## Information shown:
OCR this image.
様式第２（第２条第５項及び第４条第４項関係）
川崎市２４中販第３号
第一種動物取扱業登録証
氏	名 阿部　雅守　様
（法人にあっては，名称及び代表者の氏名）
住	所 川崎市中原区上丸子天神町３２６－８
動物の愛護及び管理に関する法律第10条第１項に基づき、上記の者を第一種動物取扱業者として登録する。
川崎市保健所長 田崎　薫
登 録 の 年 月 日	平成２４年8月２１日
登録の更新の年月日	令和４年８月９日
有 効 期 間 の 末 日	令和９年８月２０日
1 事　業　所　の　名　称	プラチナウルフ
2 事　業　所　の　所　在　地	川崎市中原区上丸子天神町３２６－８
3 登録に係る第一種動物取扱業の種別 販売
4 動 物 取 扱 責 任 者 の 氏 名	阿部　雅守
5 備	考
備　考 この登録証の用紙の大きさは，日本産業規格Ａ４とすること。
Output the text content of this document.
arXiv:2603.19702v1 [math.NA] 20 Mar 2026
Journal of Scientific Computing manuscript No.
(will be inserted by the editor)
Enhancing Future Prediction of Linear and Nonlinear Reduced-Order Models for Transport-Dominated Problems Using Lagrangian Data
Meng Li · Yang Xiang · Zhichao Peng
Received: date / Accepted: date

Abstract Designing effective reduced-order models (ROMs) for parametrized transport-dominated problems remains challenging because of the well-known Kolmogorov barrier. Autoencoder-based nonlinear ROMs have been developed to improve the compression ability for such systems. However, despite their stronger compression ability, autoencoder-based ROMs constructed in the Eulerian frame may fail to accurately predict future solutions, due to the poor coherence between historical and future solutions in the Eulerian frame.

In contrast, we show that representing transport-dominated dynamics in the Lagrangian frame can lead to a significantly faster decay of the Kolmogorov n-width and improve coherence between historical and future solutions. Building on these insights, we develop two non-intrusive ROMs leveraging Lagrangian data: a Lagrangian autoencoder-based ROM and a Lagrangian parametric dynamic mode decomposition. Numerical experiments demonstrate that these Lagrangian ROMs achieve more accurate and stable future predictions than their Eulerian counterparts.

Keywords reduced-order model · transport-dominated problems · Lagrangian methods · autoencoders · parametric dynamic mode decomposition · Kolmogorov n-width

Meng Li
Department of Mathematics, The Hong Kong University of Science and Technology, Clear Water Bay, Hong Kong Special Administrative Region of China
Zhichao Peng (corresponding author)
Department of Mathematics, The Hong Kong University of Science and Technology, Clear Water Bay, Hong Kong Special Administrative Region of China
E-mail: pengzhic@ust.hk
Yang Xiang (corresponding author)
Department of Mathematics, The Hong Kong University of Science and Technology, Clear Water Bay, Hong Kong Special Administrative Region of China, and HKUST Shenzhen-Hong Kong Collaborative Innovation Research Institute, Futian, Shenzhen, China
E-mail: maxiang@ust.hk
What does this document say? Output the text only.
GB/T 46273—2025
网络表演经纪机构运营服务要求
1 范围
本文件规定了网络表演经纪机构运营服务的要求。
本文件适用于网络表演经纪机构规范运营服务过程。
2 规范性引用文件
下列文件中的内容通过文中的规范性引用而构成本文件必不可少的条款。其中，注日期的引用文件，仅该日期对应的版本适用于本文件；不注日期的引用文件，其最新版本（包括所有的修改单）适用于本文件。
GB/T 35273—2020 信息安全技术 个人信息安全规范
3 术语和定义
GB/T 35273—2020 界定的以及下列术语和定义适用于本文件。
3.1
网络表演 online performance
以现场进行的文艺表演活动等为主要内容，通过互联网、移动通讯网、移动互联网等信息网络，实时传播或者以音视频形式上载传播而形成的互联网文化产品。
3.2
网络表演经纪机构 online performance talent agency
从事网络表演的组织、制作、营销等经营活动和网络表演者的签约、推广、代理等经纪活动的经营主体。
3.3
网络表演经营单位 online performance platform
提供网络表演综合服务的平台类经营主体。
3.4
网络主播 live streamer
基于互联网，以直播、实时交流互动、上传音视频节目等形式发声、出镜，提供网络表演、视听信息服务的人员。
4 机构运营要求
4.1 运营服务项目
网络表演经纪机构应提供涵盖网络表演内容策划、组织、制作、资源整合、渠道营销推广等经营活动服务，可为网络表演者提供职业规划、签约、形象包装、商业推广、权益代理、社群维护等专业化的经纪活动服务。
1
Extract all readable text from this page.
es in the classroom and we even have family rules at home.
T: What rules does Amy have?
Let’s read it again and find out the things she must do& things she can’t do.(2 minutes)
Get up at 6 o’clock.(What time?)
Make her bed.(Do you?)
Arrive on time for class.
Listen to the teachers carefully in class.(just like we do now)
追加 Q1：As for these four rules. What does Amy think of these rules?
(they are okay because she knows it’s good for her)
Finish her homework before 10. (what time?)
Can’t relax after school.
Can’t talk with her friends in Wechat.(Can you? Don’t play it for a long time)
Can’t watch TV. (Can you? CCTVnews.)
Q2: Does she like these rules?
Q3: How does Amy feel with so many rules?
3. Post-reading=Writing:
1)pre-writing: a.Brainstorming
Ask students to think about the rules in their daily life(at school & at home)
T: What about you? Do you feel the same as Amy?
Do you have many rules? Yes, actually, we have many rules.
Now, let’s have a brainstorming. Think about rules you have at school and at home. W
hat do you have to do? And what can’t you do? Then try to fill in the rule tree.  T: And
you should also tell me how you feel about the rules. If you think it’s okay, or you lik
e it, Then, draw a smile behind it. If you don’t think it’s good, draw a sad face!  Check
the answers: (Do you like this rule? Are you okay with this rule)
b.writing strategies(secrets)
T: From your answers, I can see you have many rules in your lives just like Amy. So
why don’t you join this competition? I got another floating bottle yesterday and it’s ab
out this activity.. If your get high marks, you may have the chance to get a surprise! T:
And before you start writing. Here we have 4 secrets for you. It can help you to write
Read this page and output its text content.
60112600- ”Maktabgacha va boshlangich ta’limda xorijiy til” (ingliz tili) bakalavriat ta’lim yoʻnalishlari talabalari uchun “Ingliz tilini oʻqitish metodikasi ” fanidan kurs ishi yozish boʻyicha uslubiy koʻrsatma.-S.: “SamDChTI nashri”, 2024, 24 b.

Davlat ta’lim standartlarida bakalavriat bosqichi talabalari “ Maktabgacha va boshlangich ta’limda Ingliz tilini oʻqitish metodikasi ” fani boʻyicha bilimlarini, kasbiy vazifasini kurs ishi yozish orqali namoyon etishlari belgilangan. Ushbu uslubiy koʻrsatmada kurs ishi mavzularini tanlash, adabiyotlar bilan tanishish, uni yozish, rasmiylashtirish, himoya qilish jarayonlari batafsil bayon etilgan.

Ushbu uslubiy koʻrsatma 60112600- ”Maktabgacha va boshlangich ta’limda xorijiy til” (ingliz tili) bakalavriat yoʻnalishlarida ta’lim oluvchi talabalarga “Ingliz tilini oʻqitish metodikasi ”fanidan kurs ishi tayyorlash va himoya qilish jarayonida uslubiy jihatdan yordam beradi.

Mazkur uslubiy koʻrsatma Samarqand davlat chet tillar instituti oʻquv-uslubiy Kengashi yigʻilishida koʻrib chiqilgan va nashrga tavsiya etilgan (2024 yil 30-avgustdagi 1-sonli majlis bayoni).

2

## Written exercise:
Beginning with the line that contains "Read this page and output its text content.", quote each line exactly through the last line of the entries above, and nothing beyond them.

## Response:
Read this page and output its text content.
60112600- ”Maktabgacha va boshlangich ta’limda xorijiy til” (ingliz tili) bakalavriat ta’lim yoʻnalishlari talabalari uchun “Ingliz tilini oʻqitish metodikasi ” fanidan kurs ishi yozish boʻyicha uslubiy koʻrsatma.-S.: “SamDChTI nashri”, 2024, 24 b.

Davlat ta’lim standartlarida bakalavriat bosqichi talabalari “ Maktabgacha va boshlangich ta’limda Ingliz tilini oʻqitish metodikasi ” fani boʻyicha bilimlarini, kasbiy vazifasini kurs ishi yozish orqali namoyon etishlari belgilangan. Ushbu uslubiy koʻrsatmada kurs ishi mavzularini tanlash, adabiyotlar bilan tanishish, uni yozish, rasmiylashtirish, himoya qilish jarayonlari batafsil bayon etilgan.

Ushbu uslubiy koʻrsatma 60112600- ”Maktabgacha va boshlangich ta’limda xorijiy til” (ingliz tili) bakalavriat yoʻnalishlarida ta’lim oluvchi talabalarga “Ingliz tilini oʻqitish metodikasi ”fanidan kurs ishi tayyorlash va himoya qilish jarayonida uslubiy jihatdan yordam beradi.

Mazkur uslubiy koʻrsatma Samarqand davlat chet tillar instituti oʻquv-uslubiy Kengashi yigʻilishida koʻrib chiqilgan va nashrga tavsiya etilgan (2024 yil 30-avgustdagi 1-sonli majlis bayoni).

2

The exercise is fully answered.